• [What is asked] The data below needs to be returned exactly, line for line.

Data items:
/---

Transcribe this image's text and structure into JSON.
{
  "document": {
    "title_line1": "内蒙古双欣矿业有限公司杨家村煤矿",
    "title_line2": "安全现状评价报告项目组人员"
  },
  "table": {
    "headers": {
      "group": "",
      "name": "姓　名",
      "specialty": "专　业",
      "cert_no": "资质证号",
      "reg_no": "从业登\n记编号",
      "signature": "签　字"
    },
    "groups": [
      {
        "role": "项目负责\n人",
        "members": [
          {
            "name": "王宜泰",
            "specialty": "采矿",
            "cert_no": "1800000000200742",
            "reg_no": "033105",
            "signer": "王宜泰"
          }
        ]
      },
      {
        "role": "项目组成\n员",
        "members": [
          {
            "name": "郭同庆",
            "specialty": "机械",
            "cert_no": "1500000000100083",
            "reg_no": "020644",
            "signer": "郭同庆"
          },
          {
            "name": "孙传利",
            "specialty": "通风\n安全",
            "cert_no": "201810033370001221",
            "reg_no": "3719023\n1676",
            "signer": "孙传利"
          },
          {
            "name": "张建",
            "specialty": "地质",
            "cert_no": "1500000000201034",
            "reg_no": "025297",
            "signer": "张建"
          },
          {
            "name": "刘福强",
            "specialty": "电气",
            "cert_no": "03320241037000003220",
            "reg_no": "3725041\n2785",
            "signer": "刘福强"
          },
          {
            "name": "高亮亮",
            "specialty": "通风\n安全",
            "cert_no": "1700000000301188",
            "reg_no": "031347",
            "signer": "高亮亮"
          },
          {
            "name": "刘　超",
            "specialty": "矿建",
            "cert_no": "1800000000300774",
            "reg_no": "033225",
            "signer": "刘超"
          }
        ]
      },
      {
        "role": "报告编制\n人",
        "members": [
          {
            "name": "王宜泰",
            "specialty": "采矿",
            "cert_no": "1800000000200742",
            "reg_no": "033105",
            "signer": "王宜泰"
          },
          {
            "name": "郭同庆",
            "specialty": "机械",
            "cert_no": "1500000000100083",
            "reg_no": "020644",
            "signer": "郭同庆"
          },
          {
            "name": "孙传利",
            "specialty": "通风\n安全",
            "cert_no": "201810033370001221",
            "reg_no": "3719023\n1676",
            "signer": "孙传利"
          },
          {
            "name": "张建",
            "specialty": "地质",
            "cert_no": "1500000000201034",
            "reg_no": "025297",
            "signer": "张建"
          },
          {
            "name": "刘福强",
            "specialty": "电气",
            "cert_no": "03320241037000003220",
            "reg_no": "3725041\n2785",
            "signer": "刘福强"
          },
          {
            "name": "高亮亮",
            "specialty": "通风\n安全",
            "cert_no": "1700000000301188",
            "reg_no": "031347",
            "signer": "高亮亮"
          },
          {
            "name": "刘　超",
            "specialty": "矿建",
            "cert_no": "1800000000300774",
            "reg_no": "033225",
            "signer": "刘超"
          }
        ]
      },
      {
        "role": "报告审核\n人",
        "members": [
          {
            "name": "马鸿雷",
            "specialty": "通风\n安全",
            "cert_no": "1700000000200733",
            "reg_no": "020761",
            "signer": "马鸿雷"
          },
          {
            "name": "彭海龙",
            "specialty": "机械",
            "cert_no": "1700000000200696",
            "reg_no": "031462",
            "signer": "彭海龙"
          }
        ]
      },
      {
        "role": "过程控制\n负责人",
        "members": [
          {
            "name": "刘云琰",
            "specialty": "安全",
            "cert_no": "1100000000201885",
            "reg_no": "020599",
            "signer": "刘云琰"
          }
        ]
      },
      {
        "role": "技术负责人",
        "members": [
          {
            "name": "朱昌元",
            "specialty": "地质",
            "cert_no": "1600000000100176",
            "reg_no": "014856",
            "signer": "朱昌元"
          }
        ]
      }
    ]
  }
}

\---

• [Response]
Transcribe this image's text and structure into JSON.
{
  "document": {
    "title_line1": "内蒙古双欣矿业有限公司杨家村煤矿",
    "title_line2": "安全现状评价报告项目组人员"
  },
  "table": {
    "headers": {
      "group": "",
      "name": "姓　名",
      "specialty": "专　业",
      "cert_no": "资质证号",
      "reg_no": "从业登\n记编号",
      "signature": "签　字"
    },
    "groups": [
      {
        "role": "项目负责\n人",
        "members": [
          {
            "name": "王宜泰",
            "specialty": "采矿",
            "cert_no": "1800000000200742",
            "reg_no": "033105",
            "signer": "王宜泰"
          }
        ]
      },
      {
        "role": "项目组成\n员",
        "members": [
          {
            "name": "郭同庆",
            "specialty": "机械",
            "cert_no": "1500000000100083",
            "reg_no": "020644",
            "signer": "郭同庆"
          },
          {
            "name": "孙传利",
            "specialty": "通风\n安全",
            "cert_no": "201810033370001221",
            "reg_no": "3719023\n1676",
            "signer": "孙传利"
          },
          {
            "name": "张建",
            "specialty": "地质",
            "cert_no": "1500000000201034",
            "reg_no": "025297",
            "signer": "张建"
          },
          {
            "name": "刘福强",
            "specialty": "电气",
            "cert_no": "03320241037000003220",
            "reg_no": "3725041\n2785",
            "signer": "刘福强"
          },
          {
            "name": "高亮亮",
            "specialty": "通风\n安全",
            "cert_no": "1700000000301188",
            "reg_no": "031347",
            "signer": "高亮亮"
          },
          {
            "name": "刘　超",
            "specialty": "矿建",
            "cert_no": "1800000000300774",
            "reg_no": "033225",
            "signer": "刘超"
          }
        ]
      },
      {
        "role": "报告编制\n人",
        "members": [
          {
            "name": "王宜泰",
            "specialty": "采矿",
            "cert_no": "1800000000200742",
            "reg_no": "033105",
            "signer": "王宜泰"
          },
          {
            "name": "郭同庆",
            "specialty": "机械",
            "cert_no": "1500000000100083",
            "reg_no": "020644",
            "signer": "郭同庆"
          },
          {
            "name": "孙传利",
            "specialty": "通风\n安全",
            "cert_no": "201810033370001221",
            "reg_no": "3719023\n1676",
            "signer": "孙传利"
          },
          {
            "name": "张建",
            "specialty": "地质",
            "cert_no": "1500000000201034",
            "reg_no": "025297",
            "signer": "张建"
          },
          {
            "name": "刘福强",
            "specialty": "电气",
            "cert_no": "03320241037000003220",
            "reg_no": "3725041\n2785",
            "signer": "刘福强"
          },
          {
            "name": "高亮亮",
            "specialty": "通风\n安全",
            "cert_no": "1700000000301188",
            "reg_no": "031347",
            "signer": "高亮亮"
          },
          {
            "name": "刘　超",
            "specialty": "矿建",
            "cert_no": "1800000000300774",
            "reg_no": "033225",
            "signer": "刘超"
          }
        ]
      },
      {
        "role": "报告审核\n人",
        "members": [
          {
            "name": "马鸿雷",
            "specialty": "通风\n安全",
            "cert_no": "1700000000200733",
            "reg_no": "020761",
            "signer": "马鸿雷"
          },
          {
            "name": "彭海龙",
            "specialty": "机械",
            "cert_no": "1700000000200696",
            "reg_no": "031462",
            "signer": "彭海龙"
          }
        ]
      },
      {
        "role": "过程控制\n负责人",
        "members": [
          {
            "name": "刘云琰",
            "specialty": "安全",
            "cert_no": "1100000000201885",
            "reg_no": "020599",
            "signer": "刘云琰"
          }
        ]
      },
      {
        "role": "技术负责人",
        "members": [
          {
            "name": "朱昌元",
            "specialty": "地质",
            "cert_no": "1600000000100176",
            "reg_no": "014856",
            "signer": "朱昌元"
          }
        ]
      }
    ]
  }
}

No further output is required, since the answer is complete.